→ Supplied records
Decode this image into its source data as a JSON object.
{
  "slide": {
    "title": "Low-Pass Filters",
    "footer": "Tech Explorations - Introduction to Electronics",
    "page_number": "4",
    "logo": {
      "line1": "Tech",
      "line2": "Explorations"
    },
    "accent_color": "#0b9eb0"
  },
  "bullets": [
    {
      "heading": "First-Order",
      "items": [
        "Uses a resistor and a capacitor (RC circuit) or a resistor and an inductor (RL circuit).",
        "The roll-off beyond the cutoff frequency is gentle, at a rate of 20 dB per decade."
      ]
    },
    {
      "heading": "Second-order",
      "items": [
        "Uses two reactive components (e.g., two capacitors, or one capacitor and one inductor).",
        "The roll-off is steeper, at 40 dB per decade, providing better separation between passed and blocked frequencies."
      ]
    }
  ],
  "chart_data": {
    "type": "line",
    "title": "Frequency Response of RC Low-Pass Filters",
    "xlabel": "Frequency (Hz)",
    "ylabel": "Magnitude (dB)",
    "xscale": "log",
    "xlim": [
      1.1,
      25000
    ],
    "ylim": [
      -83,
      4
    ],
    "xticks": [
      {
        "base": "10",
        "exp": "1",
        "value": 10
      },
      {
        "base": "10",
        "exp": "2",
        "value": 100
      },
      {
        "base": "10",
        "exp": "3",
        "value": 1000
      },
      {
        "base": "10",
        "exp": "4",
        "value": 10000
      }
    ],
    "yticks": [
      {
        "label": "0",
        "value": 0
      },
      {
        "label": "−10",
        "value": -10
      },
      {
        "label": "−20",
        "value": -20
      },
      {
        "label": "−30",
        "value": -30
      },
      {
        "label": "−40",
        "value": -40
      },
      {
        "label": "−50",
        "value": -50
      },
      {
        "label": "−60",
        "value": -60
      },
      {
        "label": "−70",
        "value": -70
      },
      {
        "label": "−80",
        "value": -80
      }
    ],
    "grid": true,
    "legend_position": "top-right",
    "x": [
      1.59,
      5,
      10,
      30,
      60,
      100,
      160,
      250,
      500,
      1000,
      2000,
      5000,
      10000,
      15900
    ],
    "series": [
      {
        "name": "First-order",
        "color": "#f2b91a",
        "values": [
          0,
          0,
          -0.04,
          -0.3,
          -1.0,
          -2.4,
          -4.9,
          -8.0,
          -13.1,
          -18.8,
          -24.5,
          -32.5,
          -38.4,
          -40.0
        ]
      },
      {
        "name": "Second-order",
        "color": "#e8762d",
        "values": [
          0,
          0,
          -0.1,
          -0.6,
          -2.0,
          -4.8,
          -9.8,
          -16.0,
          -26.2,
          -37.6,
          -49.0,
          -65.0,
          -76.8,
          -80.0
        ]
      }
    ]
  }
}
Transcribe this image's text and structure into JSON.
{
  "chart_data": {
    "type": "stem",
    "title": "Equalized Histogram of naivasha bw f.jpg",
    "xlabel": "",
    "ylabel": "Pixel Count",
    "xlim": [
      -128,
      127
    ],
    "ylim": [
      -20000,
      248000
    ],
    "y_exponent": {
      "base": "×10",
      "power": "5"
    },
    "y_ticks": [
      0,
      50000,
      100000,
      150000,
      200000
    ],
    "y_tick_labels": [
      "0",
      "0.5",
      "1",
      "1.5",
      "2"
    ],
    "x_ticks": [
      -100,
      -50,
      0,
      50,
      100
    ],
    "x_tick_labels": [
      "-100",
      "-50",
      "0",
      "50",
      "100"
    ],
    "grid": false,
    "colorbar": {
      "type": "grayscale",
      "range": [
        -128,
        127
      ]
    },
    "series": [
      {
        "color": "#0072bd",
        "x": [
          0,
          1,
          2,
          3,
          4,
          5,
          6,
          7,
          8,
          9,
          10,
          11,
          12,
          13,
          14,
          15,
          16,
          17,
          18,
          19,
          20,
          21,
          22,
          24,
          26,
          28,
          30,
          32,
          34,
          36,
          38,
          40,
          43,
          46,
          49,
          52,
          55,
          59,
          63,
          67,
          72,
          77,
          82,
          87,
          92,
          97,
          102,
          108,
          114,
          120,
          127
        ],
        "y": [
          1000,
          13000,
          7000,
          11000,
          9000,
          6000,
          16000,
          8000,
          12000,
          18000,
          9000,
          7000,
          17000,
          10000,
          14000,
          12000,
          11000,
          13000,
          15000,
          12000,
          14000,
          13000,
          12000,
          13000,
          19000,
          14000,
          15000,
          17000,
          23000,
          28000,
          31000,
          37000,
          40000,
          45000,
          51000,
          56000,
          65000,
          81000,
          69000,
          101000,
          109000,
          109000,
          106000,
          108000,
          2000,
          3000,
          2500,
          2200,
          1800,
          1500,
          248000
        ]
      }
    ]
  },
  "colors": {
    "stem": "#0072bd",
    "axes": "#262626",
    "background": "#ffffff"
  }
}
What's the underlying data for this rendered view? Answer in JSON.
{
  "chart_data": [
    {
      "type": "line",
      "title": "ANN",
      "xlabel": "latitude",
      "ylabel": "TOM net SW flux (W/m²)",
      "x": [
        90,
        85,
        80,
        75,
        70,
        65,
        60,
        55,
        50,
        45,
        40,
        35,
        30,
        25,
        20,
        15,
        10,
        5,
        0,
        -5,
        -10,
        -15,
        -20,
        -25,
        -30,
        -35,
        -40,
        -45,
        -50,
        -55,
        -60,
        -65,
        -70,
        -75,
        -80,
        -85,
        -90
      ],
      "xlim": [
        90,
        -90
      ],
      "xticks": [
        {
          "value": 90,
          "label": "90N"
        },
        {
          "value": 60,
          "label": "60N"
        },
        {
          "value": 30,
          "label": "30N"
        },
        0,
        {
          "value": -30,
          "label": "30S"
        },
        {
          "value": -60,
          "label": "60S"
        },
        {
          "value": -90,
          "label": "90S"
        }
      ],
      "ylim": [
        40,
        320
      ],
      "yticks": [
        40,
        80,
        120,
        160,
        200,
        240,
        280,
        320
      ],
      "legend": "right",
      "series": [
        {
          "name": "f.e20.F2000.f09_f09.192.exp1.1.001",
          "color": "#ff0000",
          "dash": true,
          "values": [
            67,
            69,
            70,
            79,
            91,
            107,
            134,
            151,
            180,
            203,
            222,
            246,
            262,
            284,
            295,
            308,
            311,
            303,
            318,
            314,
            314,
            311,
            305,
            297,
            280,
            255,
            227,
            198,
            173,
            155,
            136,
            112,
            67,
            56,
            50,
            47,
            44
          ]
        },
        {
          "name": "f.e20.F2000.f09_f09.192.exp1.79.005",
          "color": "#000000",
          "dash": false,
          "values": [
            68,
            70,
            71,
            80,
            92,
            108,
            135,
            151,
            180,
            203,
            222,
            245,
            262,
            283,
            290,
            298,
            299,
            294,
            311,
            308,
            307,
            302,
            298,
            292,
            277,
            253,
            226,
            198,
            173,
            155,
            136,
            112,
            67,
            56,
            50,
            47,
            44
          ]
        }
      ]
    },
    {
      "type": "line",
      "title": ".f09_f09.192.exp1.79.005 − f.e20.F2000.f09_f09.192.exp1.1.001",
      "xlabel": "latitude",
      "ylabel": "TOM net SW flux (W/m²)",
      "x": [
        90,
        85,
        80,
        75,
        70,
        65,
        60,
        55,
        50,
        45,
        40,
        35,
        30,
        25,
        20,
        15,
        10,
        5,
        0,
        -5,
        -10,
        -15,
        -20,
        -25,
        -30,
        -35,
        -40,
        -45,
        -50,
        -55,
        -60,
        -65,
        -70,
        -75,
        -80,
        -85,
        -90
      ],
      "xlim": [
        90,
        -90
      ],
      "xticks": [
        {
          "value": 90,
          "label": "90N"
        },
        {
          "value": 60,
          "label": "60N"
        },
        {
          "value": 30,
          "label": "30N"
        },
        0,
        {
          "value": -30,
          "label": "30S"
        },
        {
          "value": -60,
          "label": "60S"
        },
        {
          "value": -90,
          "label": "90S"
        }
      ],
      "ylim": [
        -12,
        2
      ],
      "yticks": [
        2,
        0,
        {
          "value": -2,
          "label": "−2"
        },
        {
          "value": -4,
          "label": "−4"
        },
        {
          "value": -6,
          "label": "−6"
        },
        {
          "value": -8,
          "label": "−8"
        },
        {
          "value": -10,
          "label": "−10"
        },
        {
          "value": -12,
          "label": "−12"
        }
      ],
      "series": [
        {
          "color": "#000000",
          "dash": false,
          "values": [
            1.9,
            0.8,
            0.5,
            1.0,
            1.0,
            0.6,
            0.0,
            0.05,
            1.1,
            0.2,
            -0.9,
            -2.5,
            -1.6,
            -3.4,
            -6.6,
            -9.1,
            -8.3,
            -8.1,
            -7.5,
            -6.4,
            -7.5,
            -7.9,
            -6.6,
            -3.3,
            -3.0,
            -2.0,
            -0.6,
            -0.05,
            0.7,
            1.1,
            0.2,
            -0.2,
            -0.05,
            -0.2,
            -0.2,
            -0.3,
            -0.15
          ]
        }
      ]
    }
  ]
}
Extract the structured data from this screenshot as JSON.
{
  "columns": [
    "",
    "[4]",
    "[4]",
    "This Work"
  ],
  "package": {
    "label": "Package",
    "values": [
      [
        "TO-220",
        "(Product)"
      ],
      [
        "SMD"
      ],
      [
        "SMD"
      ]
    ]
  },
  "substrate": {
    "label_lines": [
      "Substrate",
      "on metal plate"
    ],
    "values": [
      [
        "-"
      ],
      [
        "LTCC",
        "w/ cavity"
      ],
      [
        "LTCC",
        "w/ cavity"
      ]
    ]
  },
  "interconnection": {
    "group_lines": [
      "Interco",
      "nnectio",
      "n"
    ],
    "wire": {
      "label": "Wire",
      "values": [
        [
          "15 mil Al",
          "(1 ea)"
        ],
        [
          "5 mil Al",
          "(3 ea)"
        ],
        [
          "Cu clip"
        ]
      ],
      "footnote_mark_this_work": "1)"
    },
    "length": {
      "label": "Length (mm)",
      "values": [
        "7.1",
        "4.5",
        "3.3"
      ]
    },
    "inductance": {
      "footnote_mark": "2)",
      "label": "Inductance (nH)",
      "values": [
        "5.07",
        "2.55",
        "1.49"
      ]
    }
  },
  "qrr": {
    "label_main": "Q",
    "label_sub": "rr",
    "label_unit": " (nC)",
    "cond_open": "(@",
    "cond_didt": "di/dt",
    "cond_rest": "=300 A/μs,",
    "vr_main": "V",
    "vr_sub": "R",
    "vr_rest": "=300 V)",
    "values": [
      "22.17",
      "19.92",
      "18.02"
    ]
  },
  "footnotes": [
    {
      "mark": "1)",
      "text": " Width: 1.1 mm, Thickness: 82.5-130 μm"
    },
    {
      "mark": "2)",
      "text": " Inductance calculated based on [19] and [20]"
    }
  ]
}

→ Problem to solve
From the listing above, find the number of lines with the word "Second" in them. Answer with the number only.

→ Output below
2